▶ [Instruction] Read the records and gather each line that includes "name".

* Begin Data provided *

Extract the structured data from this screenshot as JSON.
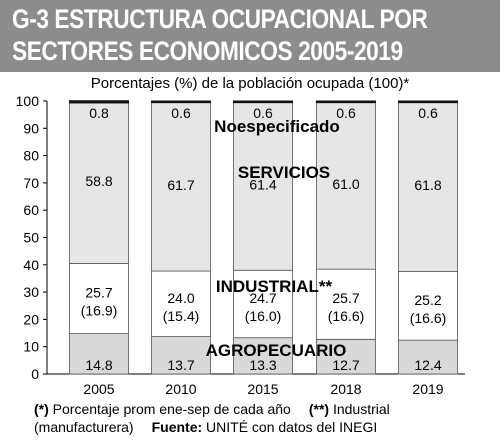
{
  "title": {
    "line1": "G-3 ESTRUCTURA OCUPACIONAL POR",
    "line2": "SECTORES ECONOMICOS 2005-2019"
  },
  "subtitle": "Porcentajes (%) de la población ocupada (100)*",
  "colors": {
    "title_band": "#8c8c8c",
    "agropecuario": "#d9d9d9",
    "industrial": "#ffffff",
    "servicios": "#e6e6e6",
    "no_especificado": "#111111",
    "outline": "#555555"
  },
  "chart_data": {
    "type": "bar",
    "stacked": true,
    "categories": [
      "2005",
      "2010",
      "2015",
      "2018",
      "2019"
    ],
    "ylim": [
      0,
      100
    ],
    "yticks": [
      0,
      10,
      20,
      30,
      40,
      50,
      60,
      70,
      80,
      90,
      100
    ],
    "series": [
      {
        "name": "AGROPECUARIO",
        "values": [
          14.8,
          13.7,
          13.3,
          12.7,
          12.4
        ],
        "labels": [
          "14.8",
          "13.7",
          "13.3",
          "12.7",
          "12.4"
        ]
      },
      {
        "name": "INDUSTRIAL**",
        "values": [
          25.7,
          24.0,
          24.7,
          25.7,
          25.2
        ],
        "labels": [
          "25.7",
          "24.0",
          "24.7",
          "25.7",
          "25.2"
        ],
        "sub_labels": [
          "(16.9)",
          "(15.4)",
          "(16.0)",
          "(16.6)",
          "(16.6)"
        ]
      },
      {
        "name": "SERVICIOS",
        "values": [
          58.8,
          61.7,
          61.4,
          61.0,
          61.8
        ],
        "labels": [
          "58.8",
          "61.7",
          "61.4",
          "61.0",
          "61.8"
        ]
      },
      {
        "name": "Noespecificado",
        "values": [
          0.8,
          0.6,
          0.6,
          0.6,
          0.6
        ],
        "labels": [
          "0.8",
          "0.6",
          "0.6",
          "0.6",
          "0.6"
        ]
      }
    ]
  },
  "footnote": {
    "note1_marker": "(*)",
    "note1_text": "Porcentaje prom ene-sep de cada año",
    "note2_marker": "(**)",
    "note2_text": "Industrial",
    "note2_cont": "(manufacturera)",
    "source_label": "Fuente:",
    "source_text": "UNITÉ con datos del INEGI"
  }
}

* End Data provided *

▶ [Complete response]
        "name": "AGROPECUARIO",
        "name": "INDUSTRIAL**",
        "name": "SERVICIOS",
        "name": "Noespecificado",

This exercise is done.